The listing below should be copied in full, word for word.

-------------------------

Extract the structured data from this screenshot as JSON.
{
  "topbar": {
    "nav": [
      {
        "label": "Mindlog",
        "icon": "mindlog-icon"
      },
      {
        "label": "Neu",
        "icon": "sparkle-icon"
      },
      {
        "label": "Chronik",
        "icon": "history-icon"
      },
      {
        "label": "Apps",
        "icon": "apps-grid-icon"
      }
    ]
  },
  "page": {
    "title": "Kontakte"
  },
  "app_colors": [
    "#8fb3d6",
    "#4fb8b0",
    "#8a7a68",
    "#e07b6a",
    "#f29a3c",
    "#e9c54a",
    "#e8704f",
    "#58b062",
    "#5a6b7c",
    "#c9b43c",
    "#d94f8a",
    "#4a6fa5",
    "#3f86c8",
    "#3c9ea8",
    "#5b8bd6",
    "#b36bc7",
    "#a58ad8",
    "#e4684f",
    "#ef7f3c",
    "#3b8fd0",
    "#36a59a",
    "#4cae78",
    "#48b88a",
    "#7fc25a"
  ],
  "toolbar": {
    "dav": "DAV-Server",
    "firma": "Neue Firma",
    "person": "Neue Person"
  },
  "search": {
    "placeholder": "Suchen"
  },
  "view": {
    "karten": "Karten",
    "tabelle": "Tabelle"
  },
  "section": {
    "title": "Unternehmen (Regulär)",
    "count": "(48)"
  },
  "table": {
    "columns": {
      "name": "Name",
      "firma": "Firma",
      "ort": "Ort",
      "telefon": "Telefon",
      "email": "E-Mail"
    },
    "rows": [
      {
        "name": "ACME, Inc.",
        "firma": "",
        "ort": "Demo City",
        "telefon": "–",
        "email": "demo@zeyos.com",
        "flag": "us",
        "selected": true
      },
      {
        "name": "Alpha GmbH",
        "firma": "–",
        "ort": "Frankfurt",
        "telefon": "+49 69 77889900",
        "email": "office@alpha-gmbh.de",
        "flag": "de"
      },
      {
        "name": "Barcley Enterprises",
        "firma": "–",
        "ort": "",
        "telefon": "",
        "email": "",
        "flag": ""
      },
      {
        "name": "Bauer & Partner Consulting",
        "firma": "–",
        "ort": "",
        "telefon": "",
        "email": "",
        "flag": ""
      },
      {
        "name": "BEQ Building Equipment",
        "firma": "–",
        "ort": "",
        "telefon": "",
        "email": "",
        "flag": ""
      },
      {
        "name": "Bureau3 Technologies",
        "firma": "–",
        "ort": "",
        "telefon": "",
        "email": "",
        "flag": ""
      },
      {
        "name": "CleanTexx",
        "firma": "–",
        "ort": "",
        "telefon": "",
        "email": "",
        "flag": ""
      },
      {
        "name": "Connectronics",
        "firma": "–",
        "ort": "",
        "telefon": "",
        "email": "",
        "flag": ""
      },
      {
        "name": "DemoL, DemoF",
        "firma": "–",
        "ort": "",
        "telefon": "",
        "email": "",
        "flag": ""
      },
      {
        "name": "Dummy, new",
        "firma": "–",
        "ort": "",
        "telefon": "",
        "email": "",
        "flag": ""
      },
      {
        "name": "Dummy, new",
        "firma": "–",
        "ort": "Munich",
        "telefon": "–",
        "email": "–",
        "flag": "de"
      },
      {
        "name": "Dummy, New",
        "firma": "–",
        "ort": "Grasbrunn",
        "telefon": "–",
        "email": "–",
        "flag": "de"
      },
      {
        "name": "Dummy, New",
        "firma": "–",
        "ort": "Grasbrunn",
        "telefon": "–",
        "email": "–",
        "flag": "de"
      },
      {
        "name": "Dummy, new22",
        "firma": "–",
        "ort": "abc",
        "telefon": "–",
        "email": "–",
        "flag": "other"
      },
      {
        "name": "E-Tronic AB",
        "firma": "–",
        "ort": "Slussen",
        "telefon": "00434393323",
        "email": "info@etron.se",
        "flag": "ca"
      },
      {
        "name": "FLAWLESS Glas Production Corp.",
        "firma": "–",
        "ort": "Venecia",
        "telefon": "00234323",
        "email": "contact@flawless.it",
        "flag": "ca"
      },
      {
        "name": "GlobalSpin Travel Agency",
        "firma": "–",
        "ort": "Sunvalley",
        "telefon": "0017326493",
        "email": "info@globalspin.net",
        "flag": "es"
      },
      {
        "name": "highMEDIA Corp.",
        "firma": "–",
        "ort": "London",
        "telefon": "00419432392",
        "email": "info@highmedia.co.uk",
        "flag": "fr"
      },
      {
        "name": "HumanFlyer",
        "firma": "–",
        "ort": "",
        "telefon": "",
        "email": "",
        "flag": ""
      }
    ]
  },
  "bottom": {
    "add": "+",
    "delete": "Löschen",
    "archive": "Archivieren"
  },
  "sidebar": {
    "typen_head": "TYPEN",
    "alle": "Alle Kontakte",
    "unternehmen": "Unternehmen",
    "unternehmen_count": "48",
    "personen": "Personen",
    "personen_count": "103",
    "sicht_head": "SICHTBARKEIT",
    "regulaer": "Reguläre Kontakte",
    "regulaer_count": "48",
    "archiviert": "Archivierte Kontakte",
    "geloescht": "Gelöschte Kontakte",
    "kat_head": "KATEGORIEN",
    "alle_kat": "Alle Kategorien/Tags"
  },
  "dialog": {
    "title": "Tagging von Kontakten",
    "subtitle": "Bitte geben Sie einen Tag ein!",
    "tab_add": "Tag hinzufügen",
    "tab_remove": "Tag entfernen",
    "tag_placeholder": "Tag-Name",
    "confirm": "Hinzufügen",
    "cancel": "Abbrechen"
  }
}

-------------------------

RESPONSE FOR THIS EXERCISE
Extract the structured data from this screenshot as JSON.
{
  "topbar": {
    "nav": [
      {
        "label": "Mindlog",
        "icon": "mindlog-icon"
      },
      {
        "label": "Neu",
        "icon": "sparkle-icon"
      },
      {
        "label": "Chronik",
        "icon": "history-icon"
      },
      {
        "label": "Apps",
        "icon": "apps-grid-icon"
      }
    ]
  },
  "page": {
    "title": "Kontakte"
  },
  "app_colors": [
    "#8fb3d6",
    "#4fb8b0",
    "#8a7a68",
    "#e07b6a",
    "#f29a3c",
    "#e9c54a",
    "#e8704f",
    "#58b062",
    "#5a6b7c",
    "#c9b43c",
    "#d94f8a",
    "#4a6fa5",
    "#3f86c8",
    "#3c9ea8",
    "#5b8bd6",
    "#b36bc7",
    "#a58ad8",
    "#e4684f",
    "#ef7f3c",
    "#3b8fd0",
    "#36a59a",
    "#4cae78",
    "#48b88a",
    "#7fc25a"
  ],
  "toolbar": {
    "dav": "DAV-Server",
    "firma": "Neue Firma",
    "person": "Neue Person"
  },
  "search": {
    "placeholder": "Suchen"
  },
  "view": {
    "karten": "Karten",
    "tabelle": "Tabelle"
  },
  "section": {
    "title": "Unternehmen (Regulär)",
    "count": "(48)"
  },
  "table": {
    "columns": {
      "name": "Name",
      "firma": "Firma",
      "ort": "Ort",
      "telefon": "Telefon",
      "email": "E-Mail"
    },
    "rows": [
      {
        "name": "ACME, Inc.",
        "firma": "",
        "ort": "Demo City",
        "telefon": "–",
        "email": "demo@zeyos.com",
        "flag": "us",
        "selected": true
      },
      {
        "name": "Alpha GmbH",
        "firma": "–",
        "ort": "Frankfurt",
        "telefon": "+49 69 77889900",
        "email": "office@alpha-gmbh.de",
        "flag": "de"
      },
      {
        "name": "Barcley Enterprises",
        "firma": "–",
        "ort": "",
        "telefon": "",
        "email": "",
        "flag": ""
      },
      {
        "name": "Bauer & Partner Consulting",
        "firma": "–",
        "ort": "",
        "telefon": "",
        "email": "",
        "flag": ""
      },
      {
        "name": "BEQ Building Equipment",
        "firma": "–",
        "ort": "",
        "telefon": "",
        "email": "",
        "flag": ""
      },
      {
        "name": "Bureau3 Technologies",
        "firma": "–",
        "ort": "",
        "telefon": "",
        "email": "",
        "flag": ""
      },
      {
        "name": "CleanTexx",
        "firma": "–",
        "ort": "",
        "telefon": "",
        "email": "",
        "flag": ""
      },
      {
        "name": "Connectronics",
        "firma": "–",
        "ort": "",
        "telefon": "",
        "email": "",
        "flag": ""
      },
      {
        "name": "DemoL, DemoF",
        "firma": "–",
        "ort": "",
        "telefon": "",
        "email": "",
        "flag": ""
      },
      {
        "name": "Dummy, new",
        "firma": "–",
        "ort": "",
        "telefon": "",
        "email": "",
        "flag": ""
      },
      {
        "name": "Dummy, new",
        "firma": "–",
        "ort": "Munich",
        "telefon": "–",
        "email": "–",
        "flag": "de"
      },
      {
        "name": "Dummy, New",
        "firma": "–",
        "ort": "Grasbrunn",
        "telefon": "–",
        "email": "–",
        "flag": "de"
      },
      {
        "name": "Dummy, New",
        "firma": "–",
        "ort": "Grasbrunn",
        "telefon": "–",
        "email": "–",
        "flag": "de"
      },
      {
        "name": "Dummy, new22",
        "firma": "–",
        "ort": "abc",
        "telefon": "–",
        "email": "–",
        "flag": "other"
      },
      {
        "name": "E-Tronic AB",
        "firma": "–",
        "ort": "Slussen",
        "telefon": "00434393323",
        "email": "info@etron.se",
        "flag": "ca"
      },
      {
        "name": "FLAWLESS Glas Production Corp.",
        "firma": "–",
        "ort": "Venecia",
        "telefon": "00234323",
        "email": "contact@flawless.it",
        "flag": "ca"
      },
      {
        "name": "GlobalSpin Travel Agency",
        "firma": "–",
        "ort": "Sunvalley",
        "telefon": "0017326493",
        "email": "info@globalspin.net",
        "flag": "es"
      },
      {
        "name": "highMEDIA Corp.",
        "firma": "–",
        "ort": "London",
        "telefon": "00419432392",
        "email": "info@highmedia.co.uk",
        "flag": "fr"
      },
      {
        "name": "HumanFlyer",
        "firma": "–",
        "ort": "",
        "telefon": "",
        "email": "",
        "flag": ""
      }
    ]
  },
  "bottom": {
    "add": "+",
    "delete": "Löschen",
    "archive": "Archivieren"
  },
  "sidebar": {
    "typen_head": "TYPEN",
    "alle": "Alle Kontakte",
    "unternehmen": "Unternehmen",
    "unternehmen_count": "48",
    "personen": "Personen",
    "personen_count": "103",
    "sicht_head": "SICHTBARKEIT",
    "regulaer": "Reguläre Kontakte",
    "regulaer_count": "48",
    "archiviert": "Archivierte Kontakte",
    "geloescht": "Gelöschte Kontakte",
    "kat_head": "KATEGORIEN",
    "alle_kat": "Alle Kategorien/Tags"
  },
  "dialog": {
    "title": "Tagging von Kontakten",
    "subtitle": "Bitte geben Sie einen Tag ein!",
    "tab_add": "Tag hinzufügen",
    "tab_remove": "Tag entfernen",
    "tag_placeholder": "Tag-Name",
    "confirm": "Hinzufügen",
    "cancel": "Abbrechen"
  }
}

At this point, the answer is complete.